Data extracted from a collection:

····················

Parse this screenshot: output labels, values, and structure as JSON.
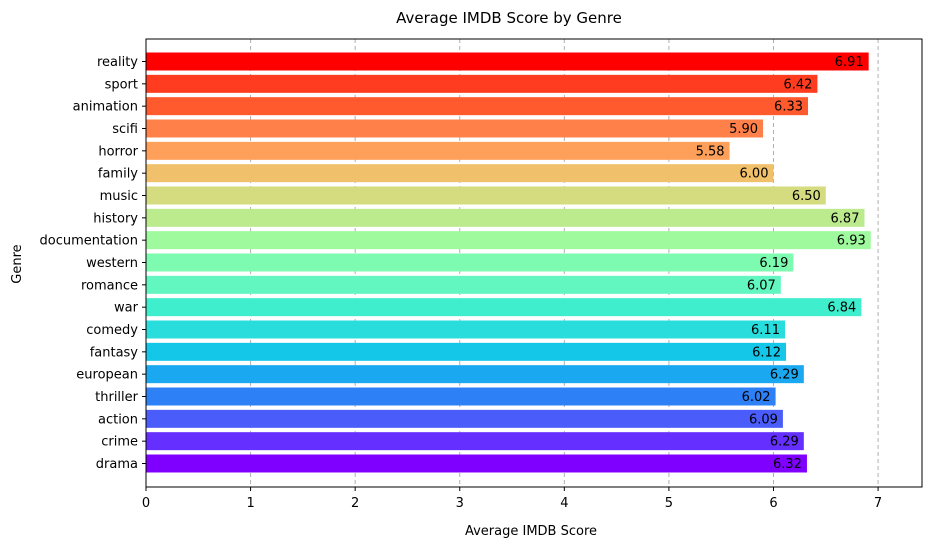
{
  "chart_data": {
    "type": "bar",
    "orientation": "horizontal",
    "title": "Average IMDB Score by Genre",
    "xlabel": "Average IMDB Score",
    "ylabel": "Genre",
    "xlim": [
      0,
      7.42
    ],
    "xticks": [
      0,
      1,
      2,
      3,
      4,
      5,
      6,
      7
    ],
    "grid": "x-dashed",
    "categories": [
      "reality",
      "sport",
      "animation",
      "scifi",
      "horror",
      "family",
      "music",
      "history",
      "documentation",
      "western",
      "romance",
      "war",
      "comedy",
      "fantasy",
      "european",
      "thriller",
      "action",
      "crime",
      "drama"
    ],
    "values": [
      6.91,
      6.42,
      6.33,
      5.9,
      5.58,
      6.0,
      6.5,
      6.87,
      6.93,
      6.19,
      6.07,
      6.84,
      6.11,
      6.12,
      6.29,
      6.02,
      6.09,
      6.29,
      6.32
    ],
    "labels": [
      "6.91",
      "6.42",
      "6.33",
      "5.90",
      "5.58",
      "6.00",
      "6.50",
      "6.87",
      "6.93",
      "6.19",
      "6.07",
      "6.84",
      "6.11",
      "6.12",
      "6.29",
      "6.02",
      "6.09",
      "6.29",
      "6.32"
    ],
    "colors": [
      "#ff0000",
      "#ff3c1f",
      "#ff5a2e",
      "#ff8049",
      "#ffa05a",
      "#f0c06a",
      "#d4dc7f",
      "#bceb8d",
      "#9ffa9d",
      "#7dfbb0",
      "#62f6c0",
      "#3eeecd",
      "#2adddd",
      "#14c6e8",
      "#1aa8f0",
      "#2e80f6",
      "#4a5cfa",
      "#6530ff",
      "#8000ff"
    ]
  }
}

····················

WORK TO COMPLETE: Your copy of the data should match it exactly, except that pictures are left out.

FULL RESPONSE:
Parse this screenshot: output labels, values, and structure as JSON.
{
  "chart_data": {
    "type": "bar",
    "orientation": "horizontal",
    "title": "Average IMDB Score by Genre",
    "xlabel": "Average IMDB Score",
    "ylabel": "Genre",
    "xlim": [
      0,
      7.42
    ],
    "xticks": [
      0,
      1,
      2,
      3,
      4,
      5,
      6,
      7
    ],
    "grid": "x-dashed",
    "categories": [
      "reality",
      "sport",
      "animation",
      "scifi",
      "horror",
      "family",
      "music",
      "history",
      "documentation",
      "western",
      "romance",
      "war",
      "comedy",
      "fantasy",
      "european",
      "thriller",
      "action",
      "crime",
      "drama"
    ],
    "values": [
      6.91,
      6.42,
      6.33,
      5.9,
      5.58,
      6.0,
      6.5,
      6.87,
      6.93,
      6.19,
      6.07,
      6.84,
      6.11,
      6.12,
      6.29,
      6.02,
      6.09,
      6.29,
      6.32
    ],
    "labels": [
      "6.91",
      "6.42",
      "6.33",
      "5.90",
      "5.58",
      "6.00",
      "6.50",
      "6.87",
      "6.93",
      "6.19",
      "6.07",
      "6.84",
      "6.11",
      "6.12",
      "6.29",
      "6.02",
      "6.09",
      "6.29",
      "6.32"
    ],
    "colors": [
      "#ff0000",
      "#ff3c1f",
      "#ff5a2e",
      "#ff8049",
      "#ffa05a",
      "#f0c06a",
      "#d4dc7f",
      "#bceb8d",
      "#9ffa9d",
      "#7dfbb0",
      "#62f6c0",
      "#3eeecd",
      "#2adddd",
      "#14c6e8",
      "#1aa8f0",
      "#2e80f6",
      "#4a5cfa",
      "#6530ff",
      "#8000ff"
    ]
  }
}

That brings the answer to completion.